**Trecho**:
Wednesday, February 22, 2006

Ele é o cara

Deve fazer uns cincos, seis anos que acompanho o trabalho de Lukas Moodysson. O único filme dele que não vi (e também não entendi) foi A hole in my heart. Já me disseram coisas terríveis sobre este filme, mas, sei não, na minha opinião, ele é O cara. É por isso que não entendo esse tal de A hole in my heart. Não acredito como alguém que fez Para sempre Lilja consegue fazer um filme tão bizarro. O único adjetivo que me lembro para definir isso é: triste.

Falando em Lilja-4-ever: esse filme é nota 9 na minha escala ou fantástico (ainda segundo o mesmo padrão de avaliação). O início já é perfeito: Mein Herz brennt (é Rammstein, mas eu respeito e até gosto dessa música) começa a tocar junto com as primeiras cartelas pretas dos créditos iniciais. Você está sentado no cinema, tudo escuro, esperando para ver o novo filme do diretor de Os Bem-vindos e Amigas de colégio e... E, de repente, entra aquela música pesada do Rammstein. Isso já deixa qualquer um tenso, mas esses são apenas os, sei lá, dez segundos. A primeira imagem é a chaminé de uma fábrica cuspindo fumaça negra, a legenda indica que estamos em Malmö, Suécia. A próxima cena é um travelling alucinado, o ponto de vista de uma pessoa correndo. Ouve-se a respiração ofegante, a música continua mais e mais forte. Mais tensão. Então, chega-se numa ponte. Somente ali é revelado a dona daquele ponte de vista. Uma adolescente loirinha agarrada à grade olha os carros lá em baixo. A cena seguinte leva o espectador para a Rússia, uns dois ou três meses antes da corrida pelas ruas de Malmö. Esse início é fantástico! Há melhores, é claro, mas considero primeiro minuto de Lija um dos três melhores da história do cinema. Mas isso não vem ao caso.

**Extratos de dados**:
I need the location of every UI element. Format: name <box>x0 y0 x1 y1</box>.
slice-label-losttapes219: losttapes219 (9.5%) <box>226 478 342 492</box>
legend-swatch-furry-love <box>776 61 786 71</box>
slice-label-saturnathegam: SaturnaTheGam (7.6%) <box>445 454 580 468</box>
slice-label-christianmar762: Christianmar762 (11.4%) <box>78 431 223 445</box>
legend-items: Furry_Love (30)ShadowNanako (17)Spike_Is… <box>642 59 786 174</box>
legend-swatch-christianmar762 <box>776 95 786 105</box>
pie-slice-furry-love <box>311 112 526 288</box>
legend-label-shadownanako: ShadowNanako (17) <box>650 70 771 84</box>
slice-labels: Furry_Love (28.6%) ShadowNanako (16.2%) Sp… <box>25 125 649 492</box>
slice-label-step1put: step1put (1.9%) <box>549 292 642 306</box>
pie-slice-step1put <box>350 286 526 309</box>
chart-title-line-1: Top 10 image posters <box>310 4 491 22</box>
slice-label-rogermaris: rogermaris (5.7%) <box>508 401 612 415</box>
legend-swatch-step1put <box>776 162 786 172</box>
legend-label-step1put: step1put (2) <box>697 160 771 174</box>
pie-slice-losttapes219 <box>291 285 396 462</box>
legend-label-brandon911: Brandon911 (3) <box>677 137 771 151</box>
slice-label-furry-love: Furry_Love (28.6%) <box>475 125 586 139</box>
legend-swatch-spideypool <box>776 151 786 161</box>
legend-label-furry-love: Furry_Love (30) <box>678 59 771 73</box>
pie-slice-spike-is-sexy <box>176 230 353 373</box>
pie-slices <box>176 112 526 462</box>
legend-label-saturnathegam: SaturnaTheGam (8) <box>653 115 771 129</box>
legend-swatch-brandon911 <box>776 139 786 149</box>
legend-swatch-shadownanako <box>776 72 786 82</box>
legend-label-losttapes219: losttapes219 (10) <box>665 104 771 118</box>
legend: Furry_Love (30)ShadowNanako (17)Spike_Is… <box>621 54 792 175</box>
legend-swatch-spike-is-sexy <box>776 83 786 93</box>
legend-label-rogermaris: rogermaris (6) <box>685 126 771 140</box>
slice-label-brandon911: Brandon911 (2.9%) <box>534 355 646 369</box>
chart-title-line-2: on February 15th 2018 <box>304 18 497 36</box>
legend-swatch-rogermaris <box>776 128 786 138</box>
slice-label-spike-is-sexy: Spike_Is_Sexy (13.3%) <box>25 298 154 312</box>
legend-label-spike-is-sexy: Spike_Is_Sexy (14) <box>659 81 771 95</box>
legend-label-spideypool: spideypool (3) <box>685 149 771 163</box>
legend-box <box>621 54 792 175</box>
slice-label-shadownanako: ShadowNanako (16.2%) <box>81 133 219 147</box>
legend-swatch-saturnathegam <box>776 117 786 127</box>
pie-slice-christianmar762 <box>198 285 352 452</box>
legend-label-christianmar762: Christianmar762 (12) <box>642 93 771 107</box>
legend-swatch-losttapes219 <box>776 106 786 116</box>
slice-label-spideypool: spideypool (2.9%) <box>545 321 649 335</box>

**Problema a resolver**: Copie do texto sobre Lukas Moodysson a passagem que começa nas palavras "Deve fazer uns" e para logo depois de "isso é: triste.".

**Resposta escrita**:
Deve fazer uns cincos, seis anos que acompanho o trabalho de Lukas Moodysson. O único filme dele que não vi (e também não entendi) foi A hole in my heart. Já me disseram coisas terríveis sobre este filme, mas, sei não, na minha opinião, ele é O cara. É por isso que não entendo esse tal de A hole in my heart. Não acredito como alguém que fez Para sempre Lilja consegue fazer um filme tão bizarro. O único adjetivo que me lembro para definir isso é: triste.